> _WHAT YOU HAVE TO DO_
Count the lines in the entries below that include the word "Peak". Give nothing but the number.

> _RECORDS FOR THE TASK_
----

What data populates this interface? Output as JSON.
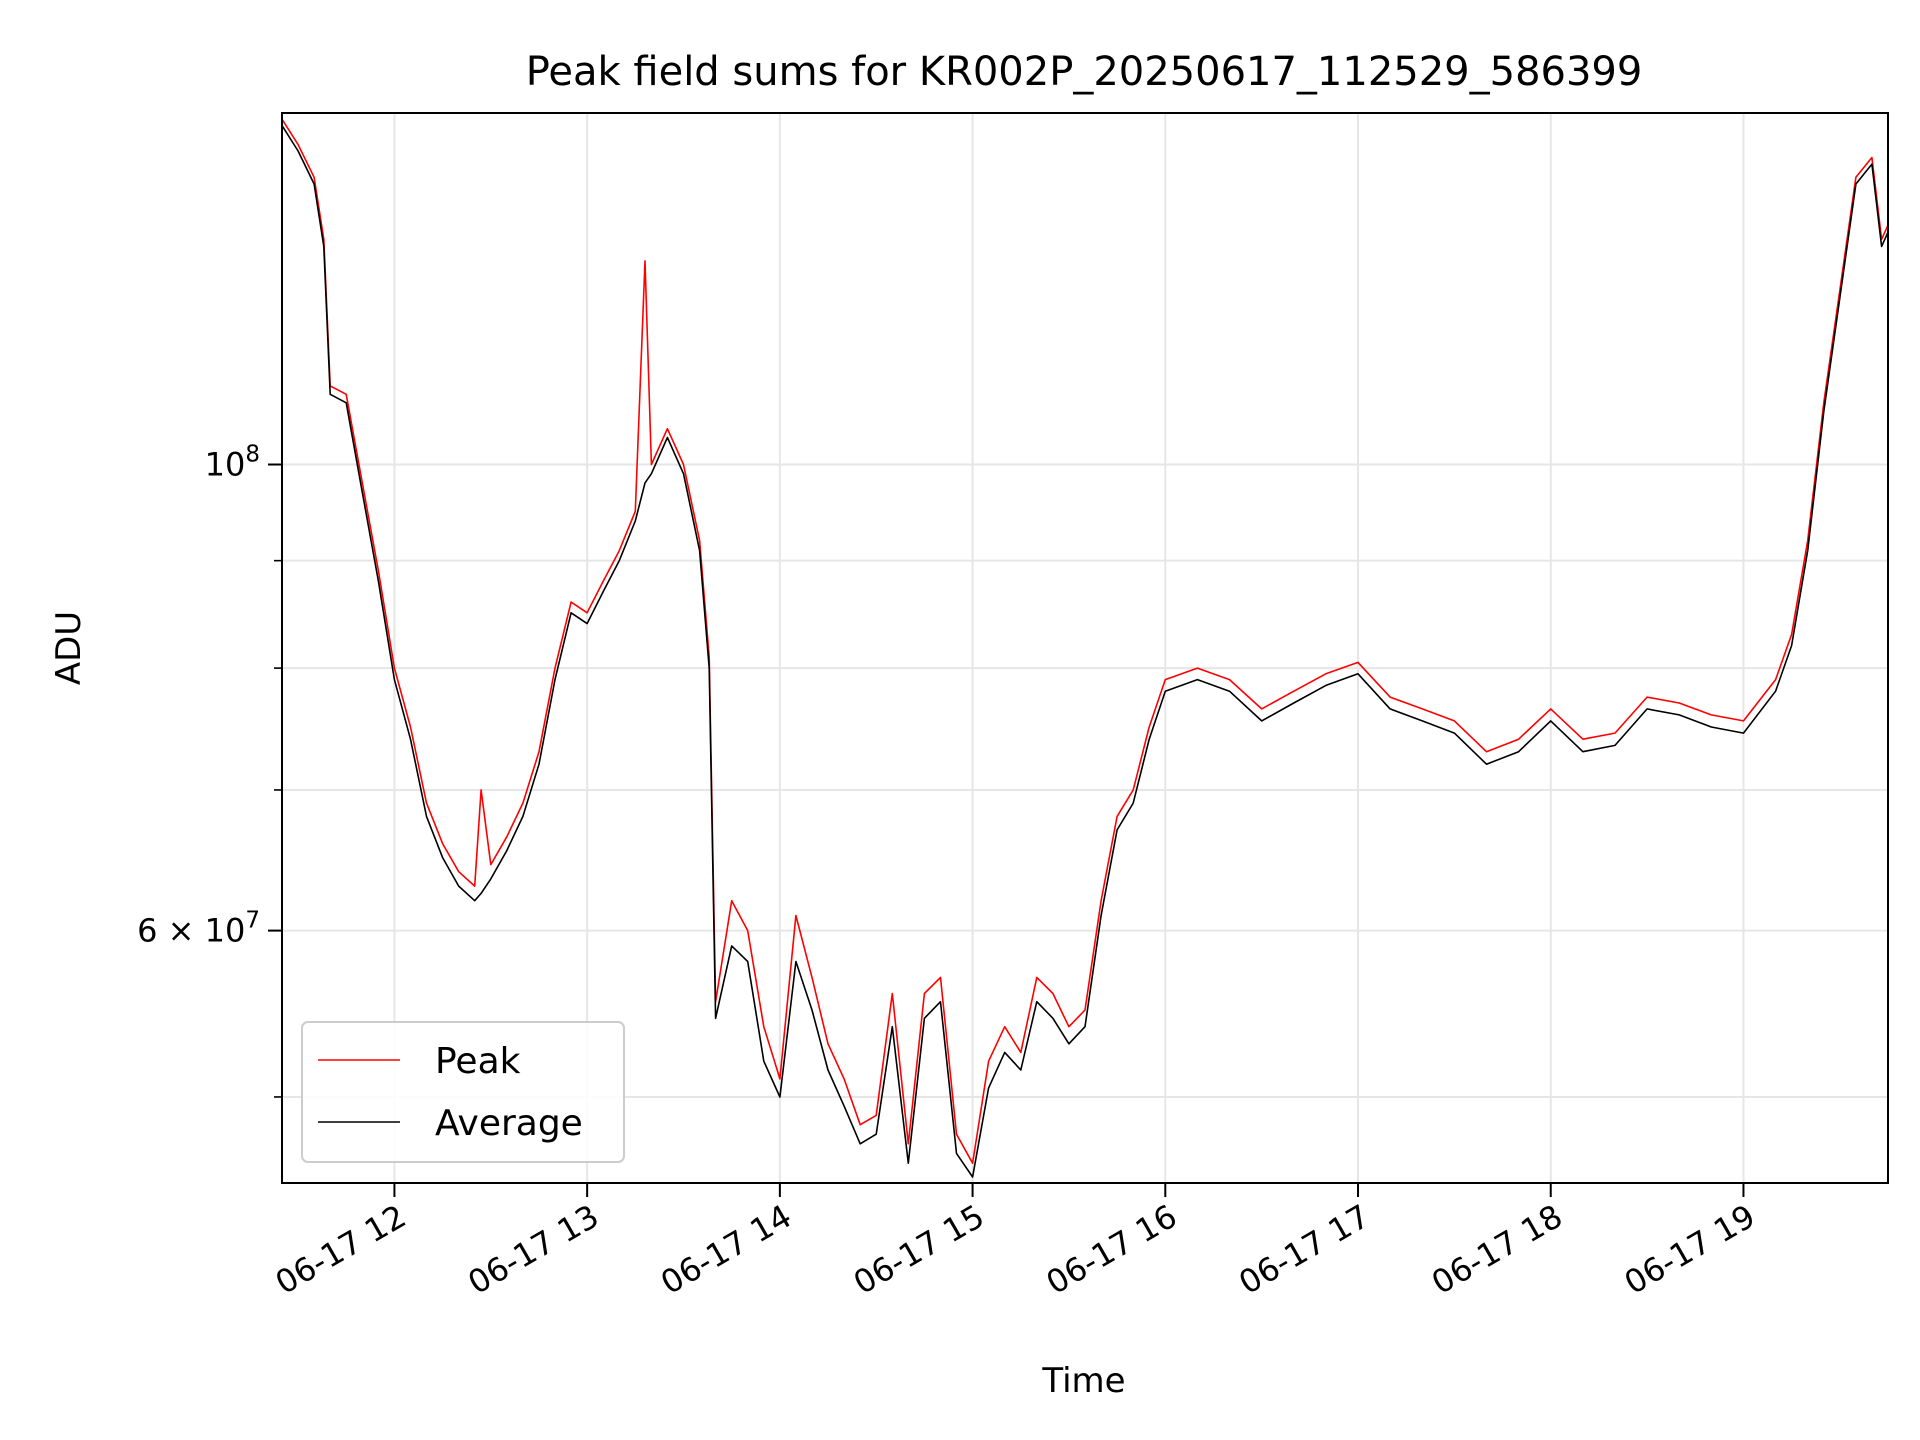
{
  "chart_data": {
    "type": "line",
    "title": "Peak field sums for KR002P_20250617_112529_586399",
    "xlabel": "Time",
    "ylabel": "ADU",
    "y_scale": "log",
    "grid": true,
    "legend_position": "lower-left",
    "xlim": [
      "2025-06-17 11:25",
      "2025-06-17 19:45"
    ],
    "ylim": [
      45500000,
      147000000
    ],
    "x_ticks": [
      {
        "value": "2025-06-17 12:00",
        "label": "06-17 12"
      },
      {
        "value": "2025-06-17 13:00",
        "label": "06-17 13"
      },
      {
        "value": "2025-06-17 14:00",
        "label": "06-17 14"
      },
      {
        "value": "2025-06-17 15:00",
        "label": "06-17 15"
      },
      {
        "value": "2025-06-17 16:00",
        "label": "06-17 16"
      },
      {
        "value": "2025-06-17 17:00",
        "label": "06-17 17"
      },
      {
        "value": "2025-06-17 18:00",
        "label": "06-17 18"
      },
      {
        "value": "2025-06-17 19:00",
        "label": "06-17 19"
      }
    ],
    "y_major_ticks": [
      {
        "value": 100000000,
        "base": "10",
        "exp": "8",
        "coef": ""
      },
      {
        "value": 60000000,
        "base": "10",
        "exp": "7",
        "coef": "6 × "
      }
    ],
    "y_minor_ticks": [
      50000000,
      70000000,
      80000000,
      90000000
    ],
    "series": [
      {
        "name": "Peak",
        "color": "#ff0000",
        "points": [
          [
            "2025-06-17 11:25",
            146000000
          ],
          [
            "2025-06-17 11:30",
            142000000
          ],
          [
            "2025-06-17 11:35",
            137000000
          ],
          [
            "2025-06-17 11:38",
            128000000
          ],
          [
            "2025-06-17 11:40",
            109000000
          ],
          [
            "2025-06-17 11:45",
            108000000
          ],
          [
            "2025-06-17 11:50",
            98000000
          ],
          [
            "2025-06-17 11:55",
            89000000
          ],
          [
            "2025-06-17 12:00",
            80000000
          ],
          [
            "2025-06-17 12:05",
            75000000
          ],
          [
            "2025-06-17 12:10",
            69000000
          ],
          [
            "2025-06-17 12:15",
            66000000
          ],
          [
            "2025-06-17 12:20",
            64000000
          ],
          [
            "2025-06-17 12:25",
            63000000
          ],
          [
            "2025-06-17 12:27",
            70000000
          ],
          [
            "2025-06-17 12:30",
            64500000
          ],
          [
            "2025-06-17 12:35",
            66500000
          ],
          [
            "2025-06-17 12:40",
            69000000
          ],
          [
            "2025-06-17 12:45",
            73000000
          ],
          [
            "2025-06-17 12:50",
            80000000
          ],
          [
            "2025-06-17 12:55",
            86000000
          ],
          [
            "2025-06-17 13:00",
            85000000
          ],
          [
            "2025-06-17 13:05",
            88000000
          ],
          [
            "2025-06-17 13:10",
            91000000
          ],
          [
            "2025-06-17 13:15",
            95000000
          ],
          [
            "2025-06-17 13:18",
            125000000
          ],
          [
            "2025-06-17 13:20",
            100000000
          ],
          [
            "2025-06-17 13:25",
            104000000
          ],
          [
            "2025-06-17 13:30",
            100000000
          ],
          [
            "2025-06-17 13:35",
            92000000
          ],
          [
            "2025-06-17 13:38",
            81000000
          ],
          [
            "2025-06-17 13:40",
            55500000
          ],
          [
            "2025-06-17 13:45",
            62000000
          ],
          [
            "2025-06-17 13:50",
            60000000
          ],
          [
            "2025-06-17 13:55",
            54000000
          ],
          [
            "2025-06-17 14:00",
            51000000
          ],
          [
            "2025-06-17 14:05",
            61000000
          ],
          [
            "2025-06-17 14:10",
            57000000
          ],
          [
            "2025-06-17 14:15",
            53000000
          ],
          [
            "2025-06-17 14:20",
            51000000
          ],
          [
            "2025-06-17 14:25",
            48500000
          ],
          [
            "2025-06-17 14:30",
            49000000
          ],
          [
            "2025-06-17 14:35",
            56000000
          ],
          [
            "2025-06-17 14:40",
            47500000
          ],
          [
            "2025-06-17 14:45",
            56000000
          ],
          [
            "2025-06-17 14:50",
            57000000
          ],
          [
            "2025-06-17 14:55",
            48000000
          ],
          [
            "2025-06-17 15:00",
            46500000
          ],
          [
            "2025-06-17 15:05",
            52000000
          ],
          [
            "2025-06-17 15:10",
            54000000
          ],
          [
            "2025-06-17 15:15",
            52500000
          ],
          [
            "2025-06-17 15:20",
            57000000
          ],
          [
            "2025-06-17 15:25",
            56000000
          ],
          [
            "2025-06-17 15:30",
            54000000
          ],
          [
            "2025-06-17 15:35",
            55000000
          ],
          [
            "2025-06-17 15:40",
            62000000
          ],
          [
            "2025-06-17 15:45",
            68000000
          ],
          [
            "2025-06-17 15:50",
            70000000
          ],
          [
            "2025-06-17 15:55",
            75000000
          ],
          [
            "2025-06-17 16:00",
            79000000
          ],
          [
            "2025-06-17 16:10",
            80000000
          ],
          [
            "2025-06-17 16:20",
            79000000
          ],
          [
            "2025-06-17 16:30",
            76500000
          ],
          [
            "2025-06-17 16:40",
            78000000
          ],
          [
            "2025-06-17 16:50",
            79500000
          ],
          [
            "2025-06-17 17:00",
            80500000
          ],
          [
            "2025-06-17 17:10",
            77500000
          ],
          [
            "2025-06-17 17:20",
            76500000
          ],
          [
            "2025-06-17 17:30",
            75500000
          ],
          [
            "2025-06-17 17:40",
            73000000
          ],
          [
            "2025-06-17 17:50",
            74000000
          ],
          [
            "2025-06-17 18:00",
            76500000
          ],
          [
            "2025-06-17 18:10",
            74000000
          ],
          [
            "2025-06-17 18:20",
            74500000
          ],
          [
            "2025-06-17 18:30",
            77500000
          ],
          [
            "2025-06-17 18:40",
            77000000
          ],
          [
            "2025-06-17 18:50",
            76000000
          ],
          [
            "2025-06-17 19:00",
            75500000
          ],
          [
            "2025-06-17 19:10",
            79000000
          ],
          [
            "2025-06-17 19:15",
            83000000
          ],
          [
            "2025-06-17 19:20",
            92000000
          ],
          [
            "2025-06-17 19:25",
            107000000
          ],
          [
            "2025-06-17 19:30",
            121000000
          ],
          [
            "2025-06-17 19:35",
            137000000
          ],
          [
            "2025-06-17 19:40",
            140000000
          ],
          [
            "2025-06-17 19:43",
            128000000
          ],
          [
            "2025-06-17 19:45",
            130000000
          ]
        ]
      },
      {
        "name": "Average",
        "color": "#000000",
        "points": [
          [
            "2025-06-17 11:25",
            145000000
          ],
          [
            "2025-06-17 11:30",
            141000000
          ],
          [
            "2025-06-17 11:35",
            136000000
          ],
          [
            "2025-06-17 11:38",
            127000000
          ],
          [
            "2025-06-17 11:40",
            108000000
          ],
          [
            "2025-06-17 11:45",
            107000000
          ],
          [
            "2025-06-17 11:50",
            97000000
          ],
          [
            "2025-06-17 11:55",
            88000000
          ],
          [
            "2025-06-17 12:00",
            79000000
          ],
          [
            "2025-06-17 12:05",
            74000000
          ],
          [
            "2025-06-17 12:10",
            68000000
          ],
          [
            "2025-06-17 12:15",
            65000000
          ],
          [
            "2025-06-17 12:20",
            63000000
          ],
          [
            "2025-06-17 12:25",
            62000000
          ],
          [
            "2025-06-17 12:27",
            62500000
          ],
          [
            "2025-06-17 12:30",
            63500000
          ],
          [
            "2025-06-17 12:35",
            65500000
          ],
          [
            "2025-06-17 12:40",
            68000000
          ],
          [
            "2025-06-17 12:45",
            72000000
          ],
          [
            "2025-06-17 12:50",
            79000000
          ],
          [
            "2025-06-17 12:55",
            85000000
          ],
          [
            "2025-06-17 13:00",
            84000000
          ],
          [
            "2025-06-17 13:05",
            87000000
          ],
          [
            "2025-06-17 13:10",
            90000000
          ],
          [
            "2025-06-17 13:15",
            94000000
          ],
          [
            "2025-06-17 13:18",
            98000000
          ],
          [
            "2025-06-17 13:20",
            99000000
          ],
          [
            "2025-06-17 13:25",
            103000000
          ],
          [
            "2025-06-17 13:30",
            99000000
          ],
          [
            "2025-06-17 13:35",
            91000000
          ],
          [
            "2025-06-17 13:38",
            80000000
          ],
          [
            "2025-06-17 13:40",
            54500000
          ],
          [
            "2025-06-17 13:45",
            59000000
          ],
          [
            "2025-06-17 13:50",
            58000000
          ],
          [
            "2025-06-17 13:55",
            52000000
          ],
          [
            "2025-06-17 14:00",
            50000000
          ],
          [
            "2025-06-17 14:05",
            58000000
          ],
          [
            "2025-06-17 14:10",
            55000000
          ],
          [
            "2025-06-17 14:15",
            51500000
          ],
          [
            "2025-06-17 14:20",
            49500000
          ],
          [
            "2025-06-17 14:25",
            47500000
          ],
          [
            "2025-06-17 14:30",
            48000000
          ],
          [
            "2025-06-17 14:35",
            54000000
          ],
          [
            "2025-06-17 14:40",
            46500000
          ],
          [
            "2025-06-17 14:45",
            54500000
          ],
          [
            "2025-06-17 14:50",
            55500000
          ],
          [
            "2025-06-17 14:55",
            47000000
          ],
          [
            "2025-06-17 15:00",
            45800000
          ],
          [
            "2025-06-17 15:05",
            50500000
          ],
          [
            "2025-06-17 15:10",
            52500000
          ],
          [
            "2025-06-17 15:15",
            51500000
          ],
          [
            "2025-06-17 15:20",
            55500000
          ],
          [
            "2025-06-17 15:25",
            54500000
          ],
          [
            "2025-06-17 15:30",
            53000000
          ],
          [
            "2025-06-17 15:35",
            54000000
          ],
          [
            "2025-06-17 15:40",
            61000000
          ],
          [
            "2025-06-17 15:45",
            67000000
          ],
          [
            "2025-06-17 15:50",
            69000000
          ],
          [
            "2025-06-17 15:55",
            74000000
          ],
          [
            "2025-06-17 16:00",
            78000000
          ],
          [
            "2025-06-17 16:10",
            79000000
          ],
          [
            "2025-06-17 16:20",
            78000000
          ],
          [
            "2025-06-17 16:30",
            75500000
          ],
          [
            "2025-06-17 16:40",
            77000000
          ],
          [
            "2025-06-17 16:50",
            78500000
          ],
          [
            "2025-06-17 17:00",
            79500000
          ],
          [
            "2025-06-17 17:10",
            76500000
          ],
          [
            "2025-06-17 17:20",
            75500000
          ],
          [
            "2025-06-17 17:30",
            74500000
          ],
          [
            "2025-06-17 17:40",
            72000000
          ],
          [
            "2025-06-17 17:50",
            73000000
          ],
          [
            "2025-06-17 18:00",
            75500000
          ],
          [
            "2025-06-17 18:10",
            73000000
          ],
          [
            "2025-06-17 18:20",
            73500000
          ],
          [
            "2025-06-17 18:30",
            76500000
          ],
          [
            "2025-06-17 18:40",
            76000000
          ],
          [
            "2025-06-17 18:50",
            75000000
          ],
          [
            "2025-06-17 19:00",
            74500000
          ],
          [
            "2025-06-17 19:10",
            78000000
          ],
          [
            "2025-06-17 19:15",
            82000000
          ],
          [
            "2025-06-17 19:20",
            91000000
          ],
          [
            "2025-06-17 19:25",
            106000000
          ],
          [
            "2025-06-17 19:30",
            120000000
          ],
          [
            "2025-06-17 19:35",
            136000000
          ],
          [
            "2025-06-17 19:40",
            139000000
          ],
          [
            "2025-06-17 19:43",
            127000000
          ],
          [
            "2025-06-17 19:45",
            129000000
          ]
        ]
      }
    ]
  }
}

----

> _EXPECTED OUTPUT_
2